## Begin Exercise input
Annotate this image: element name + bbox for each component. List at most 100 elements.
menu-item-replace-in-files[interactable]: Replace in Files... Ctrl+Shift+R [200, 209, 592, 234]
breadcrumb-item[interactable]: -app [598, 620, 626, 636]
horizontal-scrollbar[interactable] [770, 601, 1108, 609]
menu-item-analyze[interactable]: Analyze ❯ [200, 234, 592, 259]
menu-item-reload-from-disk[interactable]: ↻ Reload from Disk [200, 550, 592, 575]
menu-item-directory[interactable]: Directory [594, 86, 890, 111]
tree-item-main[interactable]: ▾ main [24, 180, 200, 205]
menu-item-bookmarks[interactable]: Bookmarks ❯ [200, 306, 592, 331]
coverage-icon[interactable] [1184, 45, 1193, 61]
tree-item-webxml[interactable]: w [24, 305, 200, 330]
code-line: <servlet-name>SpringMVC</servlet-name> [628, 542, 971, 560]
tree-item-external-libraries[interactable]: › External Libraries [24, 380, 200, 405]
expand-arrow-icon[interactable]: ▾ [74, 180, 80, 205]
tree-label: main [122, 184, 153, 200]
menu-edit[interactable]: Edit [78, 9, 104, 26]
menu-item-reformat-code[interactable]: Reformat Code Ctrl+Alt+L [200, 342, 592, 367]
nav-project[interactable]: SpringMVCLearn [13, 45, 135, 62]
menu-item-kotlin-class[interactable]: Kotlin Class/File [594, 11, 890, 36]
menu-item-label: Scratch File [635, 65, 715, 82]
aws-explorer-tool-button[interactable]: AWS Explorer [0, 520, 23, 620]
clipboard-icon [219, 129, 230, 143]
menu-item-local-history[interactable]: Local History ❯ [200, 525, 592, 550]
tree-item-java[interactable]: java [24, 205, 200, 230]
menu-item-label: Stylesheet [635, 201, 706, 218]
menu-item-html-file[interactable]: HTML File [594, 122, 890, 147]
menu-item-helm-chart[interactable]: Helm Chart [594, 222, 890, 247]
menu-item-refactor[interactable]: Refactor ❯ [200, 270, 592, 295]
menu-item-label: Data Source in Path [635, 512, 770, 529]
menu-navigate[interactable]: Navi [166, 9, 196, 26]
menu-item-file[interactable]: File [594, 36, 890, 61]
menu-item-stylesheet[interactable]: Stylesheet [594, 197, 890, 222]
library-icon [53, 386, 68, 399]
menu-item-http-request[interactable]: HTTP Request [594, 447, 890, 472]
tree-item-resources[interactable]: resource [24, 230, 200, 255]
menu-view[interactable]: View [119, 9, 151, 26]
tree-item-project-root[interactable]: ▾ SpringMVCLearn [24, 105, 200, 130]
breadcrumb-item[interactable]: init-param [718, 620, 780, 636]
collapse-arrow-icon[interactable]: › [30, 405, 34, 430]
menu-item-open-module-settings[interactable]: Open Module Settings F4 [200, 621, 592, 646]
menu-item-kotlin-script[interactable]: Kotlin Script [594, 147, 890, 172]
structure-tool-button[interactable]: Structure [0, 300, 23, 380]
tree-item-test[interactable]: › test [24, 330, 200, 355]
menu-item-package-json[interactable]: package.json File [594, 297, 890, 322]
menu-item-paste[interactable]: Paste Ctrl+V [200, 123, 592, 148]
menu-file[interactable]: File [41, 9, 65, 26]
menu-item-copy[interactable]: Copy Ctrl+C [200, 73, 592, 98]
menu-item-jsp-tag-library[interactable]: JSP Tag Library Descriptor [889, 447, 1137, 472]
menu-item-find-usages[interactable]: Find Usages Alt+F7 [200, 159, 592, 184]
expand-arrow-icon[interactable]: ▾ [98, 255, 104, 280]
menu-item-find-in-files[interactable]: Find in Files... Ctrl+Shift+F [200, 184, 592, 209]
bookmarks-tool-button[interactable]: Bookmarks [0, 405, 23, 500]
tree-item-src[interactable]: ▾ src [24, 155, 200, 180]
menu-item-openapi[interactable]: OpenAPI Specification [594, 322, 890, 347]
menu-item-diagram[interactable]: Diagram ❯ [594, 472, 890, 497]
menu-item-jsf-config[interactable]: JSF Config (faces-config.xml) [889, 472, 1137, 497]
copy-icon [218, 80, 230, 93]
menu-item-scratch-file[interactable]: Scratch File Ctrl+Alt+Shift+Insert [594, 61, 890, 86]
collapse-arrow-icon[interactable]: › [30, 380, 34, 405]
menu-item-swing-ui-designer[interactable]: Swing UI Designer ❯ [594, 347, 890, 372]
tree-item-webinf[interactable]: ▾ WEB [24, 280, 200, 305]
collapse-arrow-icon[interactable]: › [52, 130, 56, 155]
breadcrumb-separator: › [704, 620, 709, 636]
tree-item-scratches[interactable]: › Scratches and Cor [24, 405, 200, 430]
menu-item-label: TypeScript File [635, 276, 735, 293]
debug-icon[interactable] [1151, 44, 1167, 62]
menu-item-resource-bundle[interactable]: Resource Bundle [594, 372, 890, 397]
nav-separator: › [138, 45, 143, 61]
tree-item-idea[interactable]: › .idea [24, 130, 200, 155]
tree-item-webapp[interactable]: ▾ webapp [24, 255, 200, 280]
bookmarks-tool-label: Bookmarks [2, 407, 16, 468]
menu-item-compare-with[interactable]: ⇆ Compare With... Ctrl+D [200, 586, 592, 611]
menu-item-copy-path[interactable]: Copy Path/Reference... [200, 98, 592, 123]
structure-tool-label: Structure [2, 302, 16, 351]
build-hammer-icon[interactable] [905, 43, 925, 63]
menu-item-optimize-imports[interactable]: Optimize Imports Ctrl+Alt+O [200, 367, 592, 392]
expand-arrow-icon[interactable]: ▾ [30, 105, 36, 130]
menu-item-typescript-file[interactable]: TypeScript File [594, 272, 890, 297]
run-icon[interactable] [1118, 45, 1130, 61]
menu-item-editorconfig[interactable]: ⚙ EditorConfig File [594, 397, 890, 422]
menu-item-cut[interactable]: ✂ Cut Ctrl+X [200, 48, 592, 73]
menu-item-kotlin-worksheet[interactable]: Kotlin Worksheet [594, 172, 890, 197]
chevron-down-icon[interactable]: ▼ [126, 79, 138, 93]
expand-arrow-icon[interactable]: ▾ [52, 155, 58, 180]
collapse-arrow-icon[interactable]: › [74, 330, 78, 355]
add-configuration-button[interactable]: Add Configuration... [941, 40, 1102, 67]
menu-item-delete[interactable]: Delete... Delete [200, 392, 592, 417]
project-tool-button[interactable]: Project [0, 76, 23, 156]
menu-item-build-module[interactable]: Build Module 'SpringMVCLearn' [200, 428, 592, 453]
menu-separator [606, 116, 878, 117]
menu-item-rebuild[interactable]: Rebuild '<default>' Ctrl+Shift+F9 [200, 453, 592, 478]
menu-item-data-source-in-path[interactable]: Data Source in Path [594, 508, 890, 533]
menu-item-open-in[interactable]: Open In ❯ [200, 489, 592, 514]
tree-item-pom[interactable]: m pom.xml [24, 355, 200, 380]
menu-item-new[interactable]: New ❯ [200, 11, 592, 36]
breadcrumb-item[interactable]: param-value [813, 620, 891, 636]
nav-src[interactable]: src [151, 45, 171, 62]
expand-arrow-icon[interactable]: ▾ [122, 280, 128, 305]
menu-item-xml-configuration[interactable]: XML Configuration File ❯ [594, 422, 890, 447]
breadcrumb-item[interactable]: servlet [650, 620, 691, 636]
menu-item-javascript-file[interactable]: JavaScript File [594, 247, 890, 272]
## End Exercise input
* _Objective_: Copy everything from the start of the lines down to the one containing "breadcrumb-item[interactable]: -app [598, 620, 626, 636]", keeping each line unchanged.

* _The response_:
Annotate this image: element name + bbox for each component. List at most 100 elements.
menu-item-replace-in-files[interactable]: Replace in Files... Ctrl+Shift+R [200, 209, 592, 234]
breadcrumb-item[interactable]: -app [598, 620, 626, 636]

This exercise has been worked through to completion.